B+ : solid theater and good fun, and with a clever (if far-fetched) resolution

See our review for fuller assessment.




The complete review's Review:

       Top Graduate Zhang Xie is, as the subtitle explains, 'The Earliest Extant Chinese Southern Play' -- i.e. the oldest known example of the nanxi (南戲) tradition. Nanxi dates back to ca. the twelfth century, and Top Graduate Zhang Xie appears to be an early example, but in the version that has been passed down here probably dates to around the fifteenth century.
       Top Graduate Zhang Xie is, in fact, a relatively recent (re-)discovery: as translator Regina S. Llamas explains in her Preface, a copy of a volume of the Yongle Collectanea (永樂大典; the massive but largely lost Yongle Encyclopædia compiled between 1403 and 1408) was discovered in a second-hand bookshop in London in 1920, and was (eventually) found to contain three dramatic texts, including this one (the other two being adaptations of northern zaju (雜劇) plays).

# Exercise instructions
a. Copy the stretch of the review from "B+ : solid theater" through "the fifteenth century." word for word.
b. According to the review, where and in what year was the copy of the Yongle Collectanea volume discovered?
c. Continue the review of Top Graduate Zhang Xie from its last sentence.

# Records supplied
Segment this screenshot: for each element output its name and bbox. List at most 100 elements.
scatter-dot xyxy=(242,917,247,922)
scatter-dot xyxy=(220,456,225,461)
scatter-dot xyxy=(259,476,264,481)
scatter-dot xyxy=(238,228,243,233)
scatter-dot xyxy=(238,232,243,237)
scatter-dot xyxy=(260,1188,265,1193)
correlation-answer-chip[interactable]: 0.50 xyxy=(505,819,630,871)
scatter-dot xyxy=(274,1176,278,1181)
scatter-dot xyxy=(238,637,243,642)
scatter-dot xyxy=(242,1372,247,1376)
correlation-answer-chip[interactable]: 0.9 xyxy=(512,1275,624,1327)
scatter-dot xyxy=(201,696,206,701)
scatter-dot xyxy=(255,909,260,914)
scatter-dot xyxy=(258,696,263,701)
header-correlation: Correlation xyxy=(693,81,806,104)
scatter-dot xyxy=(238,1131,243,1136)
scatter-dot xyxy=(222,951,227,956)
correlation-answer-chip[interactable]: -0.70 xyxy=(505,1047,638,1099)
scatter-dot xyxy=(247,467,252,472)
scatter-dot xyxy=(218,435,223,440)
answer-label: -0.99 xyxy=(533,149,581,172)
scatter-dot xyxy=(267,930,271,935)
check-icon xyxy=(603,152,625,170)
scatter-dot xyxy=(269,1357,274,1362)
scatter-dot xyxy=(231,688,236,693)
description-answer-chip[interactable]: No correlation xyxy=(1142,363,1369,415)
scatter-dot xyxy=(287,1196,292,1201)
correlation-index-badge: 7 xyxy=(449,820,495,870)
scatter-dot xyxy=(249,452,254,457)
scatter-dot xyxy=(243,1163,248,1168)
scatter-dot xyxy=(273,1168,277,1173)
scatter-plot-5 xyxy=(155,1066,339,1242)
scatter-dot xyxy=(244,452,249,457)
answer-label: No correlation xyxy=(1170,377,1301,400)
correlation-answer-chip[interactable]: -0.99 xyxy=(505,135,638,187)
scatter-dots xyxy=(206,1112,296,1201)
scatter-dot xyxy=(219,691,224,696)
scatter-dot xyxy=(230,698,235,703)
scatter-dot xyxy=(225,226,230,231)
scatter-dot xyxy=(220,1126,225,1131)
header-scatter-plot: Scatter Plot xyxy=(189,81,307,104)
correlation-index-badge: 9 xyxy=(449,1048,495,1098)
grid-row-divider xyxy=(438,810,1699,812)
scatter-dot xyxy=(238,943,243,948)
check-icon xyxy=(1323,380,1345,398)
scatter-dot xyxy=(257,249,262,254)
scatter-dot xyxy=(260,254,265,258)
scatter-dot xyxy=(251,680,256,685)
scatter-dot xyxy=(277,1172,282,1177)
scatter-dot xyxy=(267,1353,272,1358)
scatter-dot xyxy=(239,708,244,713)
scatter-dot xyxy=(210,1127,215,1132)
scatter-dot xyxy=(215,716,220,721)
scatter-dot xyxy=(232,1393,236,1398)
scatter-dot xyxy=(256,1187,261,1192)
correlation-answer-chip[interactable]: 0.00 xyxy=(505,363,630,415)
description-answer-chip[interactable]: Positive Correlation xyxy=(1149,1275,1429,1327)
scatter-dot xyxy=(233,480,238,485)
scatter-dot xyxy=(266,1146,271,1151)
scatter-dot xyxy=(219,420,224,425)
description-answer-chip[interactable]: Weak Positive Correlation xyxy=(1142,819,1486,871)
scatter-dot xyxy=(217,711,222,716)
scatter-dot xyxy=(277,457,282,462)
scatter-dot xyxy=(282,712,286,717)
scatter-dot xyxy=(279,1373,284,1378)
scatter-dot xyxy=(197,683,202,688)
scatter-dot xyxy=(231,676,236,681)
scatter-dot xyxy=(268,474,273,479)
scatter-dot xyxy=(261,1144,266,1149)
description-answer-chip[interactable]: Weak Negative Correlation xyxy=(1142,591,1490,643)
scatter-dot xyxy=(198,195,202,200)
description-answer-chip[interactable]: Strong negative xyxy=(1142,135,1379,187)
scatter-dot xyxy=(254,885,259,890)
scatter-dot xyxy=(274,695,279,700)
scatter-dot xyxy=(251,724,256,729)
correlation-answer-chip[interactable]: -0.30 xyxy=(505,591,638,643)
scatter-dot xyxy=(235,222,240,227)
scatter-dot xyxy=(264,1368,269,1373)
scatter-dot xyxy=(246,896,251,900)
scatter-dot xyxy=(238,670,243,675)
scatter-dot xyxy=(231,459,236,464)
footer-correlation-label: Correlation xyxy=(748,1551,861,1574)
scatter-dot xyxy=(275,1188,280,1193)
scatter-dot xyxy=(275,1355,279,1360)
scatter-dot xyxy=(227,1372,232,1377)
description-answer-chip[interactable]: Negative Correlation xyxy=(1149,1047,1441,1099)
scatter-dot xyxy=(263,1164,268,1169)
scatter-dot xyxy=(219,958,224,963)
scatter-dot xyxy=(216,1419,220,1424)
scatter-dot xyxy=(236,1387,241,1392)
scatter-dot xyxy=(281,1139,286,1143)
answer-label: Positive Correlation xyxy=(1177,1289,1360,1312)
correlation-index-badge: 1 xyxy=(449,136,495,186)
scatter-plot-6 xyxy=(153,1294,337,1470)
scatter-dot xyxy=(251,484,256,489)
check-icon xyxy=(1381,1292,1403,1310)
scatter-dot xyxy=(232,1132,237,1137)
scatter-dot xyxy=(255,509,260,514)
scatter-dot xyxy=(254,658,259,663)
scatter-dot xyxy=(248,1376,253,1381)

# Answers to each task
a.
B+ : solid theater and good fun, and with a clever (if far-fetched) resolution

See our review for fuller assessment.




The complete review's Review:

       Top Graduate Zhang Xie is, as the subtitle explains, 'The Earliest Extant Chinese Southern Play' -- i.e. the oldest known example of the nanxi (南戲) tradition. Nanxi dates back to ca. the twelfth century, and Top Graduate Zhang Xie appears to be an early example, but in the version that has been passed down here probably dates to around the fifteenth century.

b. In a second-hand bookshop in London, in 1920.

c.
       (As Llamas notes: "Top Graduate must have undergone some editorial process to homogenize the language and format to include it in an imperial encyclopedia, but the changes may not have been so comprehensive, because the aim was to include an example of a widespread performance art".)
       It was a major discovery; as Llamas puts it:

Top Graduate seems to come out of nowhere -- a giant leap of sophistication for early Chinese theater.
       In fact, only a very small number of the many nanxi texts survive -- a mere twenty, according to the Encyclopædia Britannica (as well as 283 titles). As Llamas notes, "the theme of the ungrateful scholar play" was among the most popular among them, and Top Graduate Zhang Xie would seem to be not only the first but also the prime example of it. (Gao Ming's The Lute is another variation on the theme.)
       The play is, as Llamas explains: "the work of a collective author, the Nine Mountain Society [九山書會], a writing society first mentioned in a thirteenth-century memoir". As is noted in one of the introductory scenes:
The Nine Mountain Society
has changed nowadays,
and has a unique style of performance.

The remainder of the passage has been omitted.